* BEGIN Task inputs *
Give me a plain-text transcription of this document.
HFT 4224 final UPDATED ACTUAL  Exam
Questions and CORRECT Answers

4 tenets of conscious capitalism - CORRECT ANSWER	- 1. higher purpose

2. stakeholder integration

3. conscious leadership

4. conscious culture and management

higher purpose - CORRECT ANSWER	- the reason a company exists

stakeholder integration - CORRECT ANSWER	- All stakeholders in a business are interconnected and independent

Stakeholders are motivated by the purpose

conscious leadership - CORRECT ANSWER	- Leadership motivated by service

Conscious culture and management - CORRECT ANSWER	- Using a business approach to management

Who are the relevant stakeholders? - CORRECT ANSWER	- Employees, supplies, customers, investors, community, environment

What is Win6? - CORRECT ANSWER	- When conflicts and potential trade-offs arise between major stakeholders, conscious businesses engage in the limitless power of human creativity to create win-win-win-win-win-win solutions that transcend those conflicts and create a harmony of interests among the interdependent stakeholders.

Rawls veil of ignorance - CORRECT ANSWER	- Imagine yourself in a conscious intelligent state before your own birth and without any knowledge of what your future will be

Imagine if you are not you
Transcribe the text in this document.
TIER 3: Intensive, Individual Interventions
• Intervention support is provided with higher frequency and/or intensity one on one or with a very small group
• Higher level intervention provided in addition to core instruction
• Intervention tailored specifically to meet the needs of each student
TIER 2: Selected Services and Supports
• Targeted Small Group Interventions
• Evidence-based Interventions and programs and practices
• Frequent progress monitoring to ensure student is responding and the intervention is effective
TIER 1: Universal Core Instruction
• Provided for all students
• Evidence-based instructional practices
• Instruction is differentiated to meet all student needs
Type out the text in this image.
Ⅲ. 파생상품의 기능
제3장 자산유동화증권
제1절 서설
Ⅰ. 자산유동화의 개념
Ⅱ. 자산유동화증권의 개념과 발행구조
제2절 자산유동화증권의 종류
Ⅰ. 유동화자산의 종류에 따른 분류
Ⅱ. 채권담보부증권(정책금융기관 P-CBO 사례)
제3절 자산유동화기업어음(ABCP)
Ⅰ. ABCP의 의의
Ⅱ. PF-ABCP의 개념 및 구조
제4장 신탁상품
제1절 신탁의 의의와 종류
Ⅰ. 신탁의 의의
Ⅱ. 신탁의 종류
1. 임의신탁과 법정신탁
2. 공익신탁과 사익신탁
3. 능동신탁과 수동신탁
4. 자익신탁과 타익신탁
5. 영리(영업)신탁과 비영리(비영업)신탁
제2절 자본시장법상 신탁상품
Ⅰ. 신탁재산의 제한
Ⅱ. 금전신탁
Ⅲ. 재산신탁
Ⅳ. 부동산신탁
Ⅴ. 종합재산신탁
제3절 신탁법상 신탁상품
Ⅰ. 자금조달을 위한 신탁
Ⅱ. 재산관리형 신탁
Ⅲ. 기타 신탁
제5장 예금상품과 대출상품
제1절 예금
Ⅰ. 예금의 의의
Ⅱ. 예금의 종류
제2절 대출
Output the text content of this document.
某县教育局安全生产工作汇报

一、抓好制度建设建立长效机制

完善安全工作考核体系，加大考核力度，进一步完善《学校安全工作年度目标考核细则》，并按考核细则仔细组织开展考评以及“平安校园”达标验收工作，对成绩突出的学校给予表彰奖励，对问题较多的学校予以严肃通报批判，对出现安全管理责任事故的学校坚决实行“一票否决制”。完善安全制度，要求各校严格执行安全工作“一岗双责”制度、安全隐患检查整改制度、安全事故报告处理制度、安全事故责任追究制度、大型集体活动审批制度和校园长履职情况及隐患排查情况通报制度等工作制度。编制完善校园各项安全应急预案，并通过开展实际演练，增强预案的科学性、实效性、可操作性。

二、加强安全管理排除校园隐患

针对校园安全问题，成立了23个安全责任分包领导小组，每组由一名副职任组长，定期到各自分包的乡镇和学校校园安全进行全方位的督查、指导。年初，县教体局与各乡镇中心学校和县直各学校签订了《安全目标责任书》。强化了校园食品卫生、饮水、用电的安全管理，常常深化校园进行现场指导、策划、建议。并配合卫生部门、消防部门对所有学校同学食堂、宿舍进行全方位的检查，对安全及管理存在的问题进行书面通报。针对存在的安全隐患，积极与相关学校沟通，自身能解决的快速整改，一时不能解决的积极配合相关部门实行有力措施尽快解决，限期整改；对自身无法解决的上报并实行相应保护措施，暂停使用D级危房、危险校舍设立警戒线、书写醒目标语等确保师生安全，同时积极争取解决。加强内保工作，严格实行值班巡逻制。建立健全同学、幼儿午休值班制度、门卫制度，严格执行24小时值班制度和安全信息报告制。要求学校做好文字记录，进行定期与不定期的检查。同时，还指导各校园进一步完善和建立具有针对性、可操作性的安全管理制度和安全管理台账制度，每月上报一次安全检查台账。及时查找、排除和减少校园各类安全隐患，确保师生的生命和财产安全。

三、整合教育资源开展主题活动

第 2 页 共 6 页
* END Task inputs *
Repeat only the stretch of lines that opens with the line containing "Output the text content of this document." and closes with the final line of the entries, both included, exactly as written.

Output the text content of this document.
某县教育局安全生产工作汇报

一、抓好制度建设建立长效机制

完善安全工作考核体系，加大考核力度，进一步完善《学校安全工作年度目标考核细则》，并按考核细则仔细组织开展考评以及“平安校园”达标验收工作，对成绩突出的学校给予表彰奖励，对问题较多的学校予以严肃通报批判，对出现安全管理责任事故的学校坚决实行“一票否决制”。完善安全制度，要求各校严格执行安全工作“一岗双责”制度、安全隐患检查整改制度、安全事故报告处理制度、安全事故责任追究制度、大型集体活动审批制度和校园长履职情况及隐患排查情况通报制度等工作制度。编制完善校园各项安全应急预案，并通过开展实际演练，增强预案的科学性、实效性、可操作性。

二、加强安全管理排除校园隐患

针对校园安全问题，成立了23个安全责任分包领导小组，每组由一名副职任组长，定期到各自分包的乡镇和学校校园安全进行全方位的督查、指导。年初，县教体局与各乡镇中心学校和县直各学校签订了《安全目标责任书》。强化了校园食品卫生、饮水、用电的安全管理，常常深化校园进行现场指导、策划、建议。并配合卫生部门、消防部门对所有学校同学食堂、宿舍进行全方位的检查，对安全及管理存在的问题进行书面通报。针对存在的安全隐患，积极与相关学校沟通，自身能解决的快速整改，一时不能解决的积极配合相关部门实行有力措施尽快解决，限期整改；对自身无法解决的上报并实行相应保护措施，暂停使用D级危房、危险校舍设立警戒线、书写醒目标语等确保师生安全，同时积极争取解决。加强内保工作，严格实行值班巡逻制。建立健全同学、幼儿午休值班制度、门卫制度，严格执行24小时值班制度和安全信息报告制。要求学校做好文字记录，进行定期与不定期的检查。同时，还指导各校园进一步完善和建立具有针对性、可操作性的安全管理制度和安全管理台账制度，每月上报一次安全检查台账。及时查找、排除和减少校园各类安全隐患，确保师生的生命和财产安全。

三、整合教育资源开展主题活动

第 2 页 共 6 页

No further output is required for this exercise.